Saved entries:
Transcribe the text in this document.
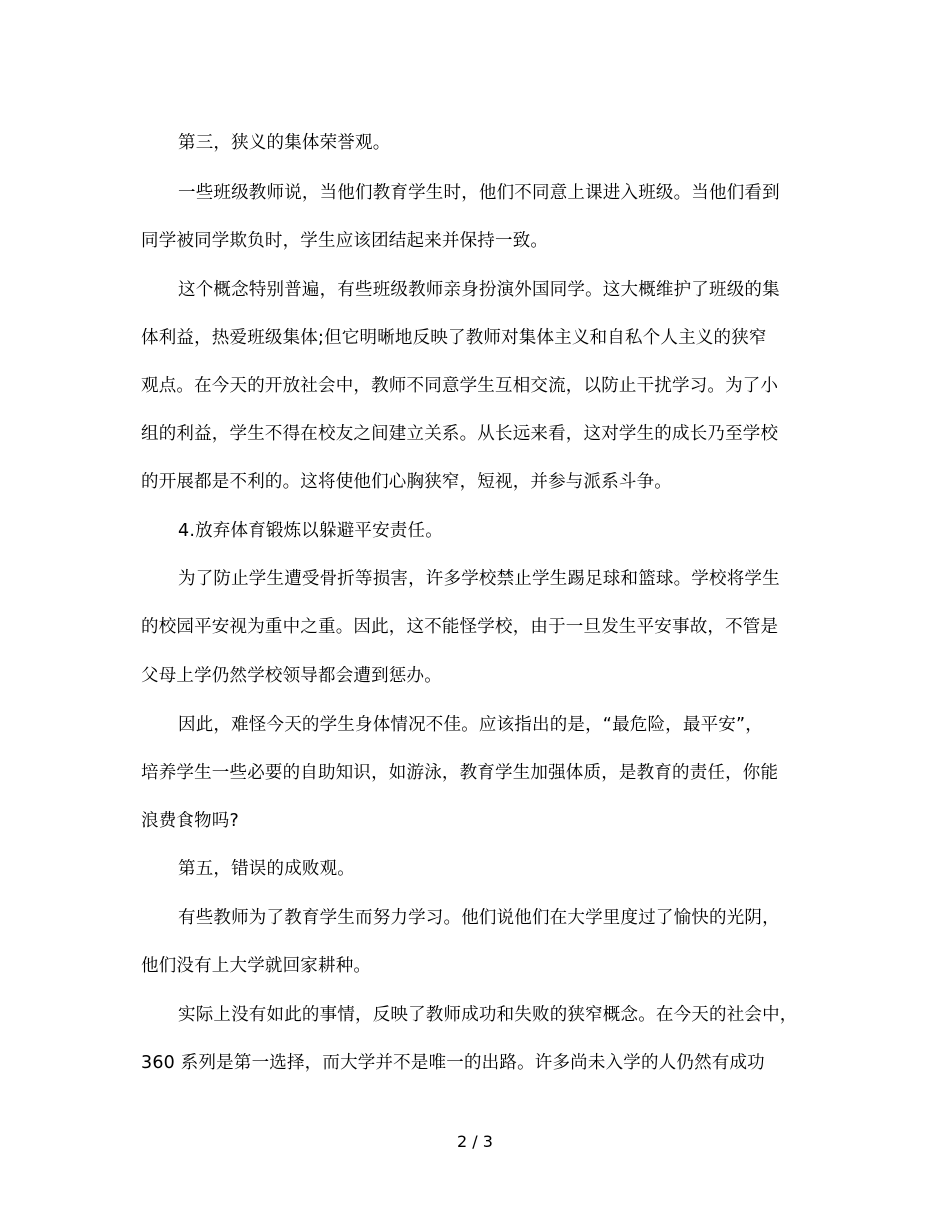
第三，狭义的集体荣誉观。
一些班级教师说，当他们教育学生时，他们不同意上课进入班级。当他们看到
同学被同学欺负时，学生应该团结起来并保持一致。
这个概念特别普遍，有些班级教师亲身扮演外国同学。这大概维护了班级的集
体利益，热爱班级集体;但它明晰地反映了教师对集体主义和自私个人主义的狭窄
观点。在今天的开放社会中，教师不同意学生互相交流，以防止干扰学习。为了小
组的利益，学生不得在校友之间建立关系。从长远来看，这对学生的成长乃至学校
的开展都是不利的。这将使他们心胸狭窄，短视，并参与派系斗争。
4.放弃体育锻炼以躲避平安责任。
为了防止学生遭受骨折等损害，许多学校禁止学生踢足球和篮球。学校将学生
的校园平安视为重中之重。因此，这不能怪学校，由于一旦发生平安事故，不管是
父母上学仍然学校领导都会遭到惩办。
因此，难怪今天的学生身体情况不佳。应该指出的是，“最危险，最平安”，
培养学生一些必要的自助知识，如游泳，教育学生加强体质，是教育的责任，你能
浪费食物吗?
第五，错误的成败观。
有些教师为了教育学生而努力学习。他们说他们在大学里度过了愉快的光阴，
他们没有上大学就回家耕种。
实际上没有如此的事情，反映了教师成功和失败的狭窄概念。在今天的社会中，
360 系列是第一选择，而大学并不是唯一的出路。许多尚未入学的人仍然有成功
2 / 3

WHAT THE TASK REQUIRES:
Write out the entries again, exactly as given, skipping any images.

FINISHED TASK:
Transcribe the text in this document.
第三，狭义的集体荣誉观。
一些班级教师说，当他们教育学生时，他们不同意上课进入班级。当他们看到
同学被同学欺负时，学生应该团结起来并保持一致。
这个概念特别普遍，有些班级教师亲身扮演外国同学。这大概维护了班级的集
体利益，热爱班级集体;但它明晰地反映了教师对集体主义和自私个人主义的狭窄
观点。在今天的开放社会中，教师不同意学生互相交流，以防止干扰学习。为了小
组的利益，学生不得在校友之间建立关系。从长远来看，这对学生的成长乃至学校
的开展都是不利的。这将使他们心胸狭窄，短视，并参与派系斗争。
4.放弃体育锻炼以躲避平安责任。
为了防止学生遭受骨折等损害，许多学校禁止学生踢足球和篮球。学校将学生
的校园平安视为重中之重。因此，这不能怪学校，由于一旦发生平安事故，不管是
父母上学仍然学校领导都会遭到惩办。
因此，难怪今天的学生身体情况不佳。应该指出的是，“最危险，最平安”，
培养学生一些必要的自助知识，如游泳，教育学生加强体质，是教育的责任，你能
浪费食物吗?
第五，错误的成败观。
有些教师为了教育学生而努力学习。他们说他们在大学里度过了愉快的光阴，
他们没有上大学就回家耕种。
实际上没有如此的事情，反映了教师成功和失败的狭窄概念。在今天的社会中，
360 系列是第一选择，而大学并不是唯一的出路。许多尚未入学的人仍然有成功
2 / 3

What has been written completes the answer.